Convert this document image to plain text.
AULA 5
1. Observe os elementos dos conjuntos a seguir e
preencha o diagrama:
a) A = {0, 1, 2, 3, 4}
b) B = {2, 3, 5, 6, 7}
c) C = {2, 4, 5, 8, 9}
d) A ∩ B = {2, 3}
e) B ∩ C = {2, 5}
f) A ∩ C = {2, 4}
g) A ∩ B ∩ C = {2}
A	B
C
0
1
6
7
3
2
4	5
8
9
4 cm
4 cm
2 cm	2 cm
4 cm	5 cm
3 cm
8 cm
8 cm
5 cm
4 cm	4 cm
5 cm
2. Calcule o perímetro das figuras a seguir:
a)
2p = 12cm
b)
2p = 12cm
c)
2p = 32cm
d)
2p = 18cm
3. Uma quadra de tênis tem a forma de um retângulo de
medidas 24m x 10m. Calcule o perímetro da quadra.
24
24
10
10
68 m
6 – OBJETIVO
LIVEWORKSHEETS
==============================
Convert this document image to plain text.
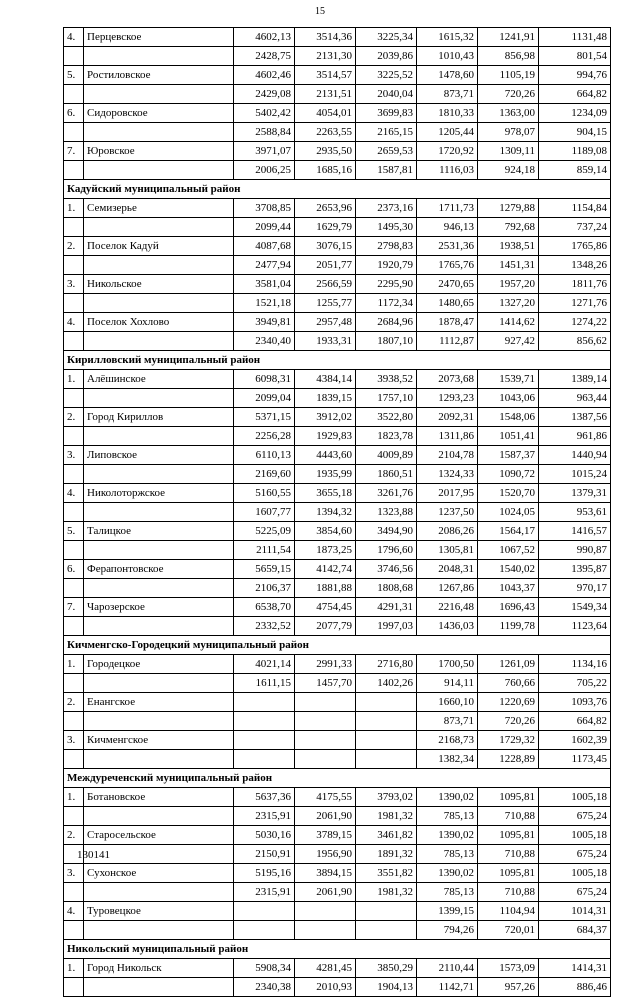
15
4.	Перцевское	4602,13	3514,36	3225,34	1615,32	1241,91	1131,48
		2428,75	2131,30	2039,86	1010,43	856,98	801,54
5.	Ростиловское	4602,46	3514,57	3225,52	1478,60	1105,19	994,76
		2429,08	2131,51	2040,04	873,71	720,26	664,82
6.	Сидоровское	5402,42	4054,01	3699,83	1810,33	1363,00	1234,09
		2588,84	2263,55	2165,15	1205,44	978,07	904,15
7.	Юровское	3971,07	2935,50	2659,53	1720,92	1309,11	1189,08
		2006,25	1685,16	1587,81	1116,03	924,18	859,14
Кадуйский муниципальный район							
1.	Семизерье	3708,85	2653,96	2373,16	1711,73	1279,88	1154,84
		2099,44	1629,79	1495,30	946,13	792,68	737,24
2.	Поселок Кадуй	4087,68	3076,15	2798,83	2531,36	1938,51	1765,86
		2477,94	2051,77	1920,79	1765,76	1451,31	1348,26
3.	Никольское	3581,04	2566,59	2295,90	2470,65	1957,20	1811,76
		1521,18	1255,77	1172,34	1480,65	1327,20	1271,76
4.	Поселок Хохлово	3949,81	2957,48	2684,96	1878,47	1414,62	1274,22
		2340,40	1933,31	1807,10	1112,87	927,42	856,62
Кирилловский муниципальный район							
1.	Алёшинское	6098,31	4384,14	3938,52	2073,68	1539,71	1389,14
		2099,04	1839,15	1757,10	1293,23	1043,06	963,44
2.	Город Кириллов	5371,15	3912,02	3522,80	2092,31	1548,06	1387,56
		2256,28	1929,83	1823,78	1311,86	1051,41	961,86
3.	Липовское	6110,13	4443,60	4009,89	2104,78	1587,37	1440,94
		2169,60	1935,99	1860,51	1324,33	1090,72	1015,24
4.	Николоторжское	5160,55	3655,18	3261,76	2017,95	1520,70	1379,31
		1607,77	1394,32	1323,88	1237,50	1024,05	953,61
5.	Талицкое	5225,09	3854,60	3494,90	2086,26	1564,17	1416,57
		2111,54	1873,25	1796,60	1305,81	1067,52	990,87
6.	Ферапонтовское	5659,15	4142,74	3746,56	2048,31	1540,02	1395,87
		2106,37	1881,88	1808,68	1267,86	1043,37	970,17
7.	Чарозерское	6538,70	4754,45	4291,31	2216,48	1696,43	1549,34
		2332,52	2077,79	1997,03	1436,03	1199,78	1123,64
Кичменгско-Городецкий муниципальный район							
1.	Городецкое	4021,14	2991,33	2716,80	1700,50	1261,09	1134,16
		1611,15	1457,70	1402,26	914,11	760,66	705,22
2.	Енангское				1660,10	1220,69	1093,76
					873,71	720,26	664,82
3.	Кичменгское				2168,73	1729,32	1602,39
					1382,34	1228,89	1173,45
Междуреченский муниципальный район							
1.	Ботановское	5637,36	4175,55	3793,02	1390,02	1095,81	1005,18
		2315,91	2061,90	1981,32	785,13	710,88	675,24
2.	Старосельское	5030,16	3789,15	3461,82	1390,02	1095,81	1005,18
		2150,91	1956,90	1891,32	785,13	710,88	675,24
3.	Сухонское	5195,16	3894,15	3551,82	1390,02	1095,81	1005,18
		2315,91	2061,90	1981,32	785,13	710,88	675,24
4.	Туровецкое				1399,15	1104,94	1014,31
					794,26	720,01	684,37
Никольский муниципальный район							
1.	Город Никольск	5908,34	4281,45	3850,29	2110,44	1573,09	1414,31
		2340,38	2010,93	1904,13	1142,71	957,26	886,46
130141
==============================
Give back only a number, the number of lines where the string "seguir" occurs.

2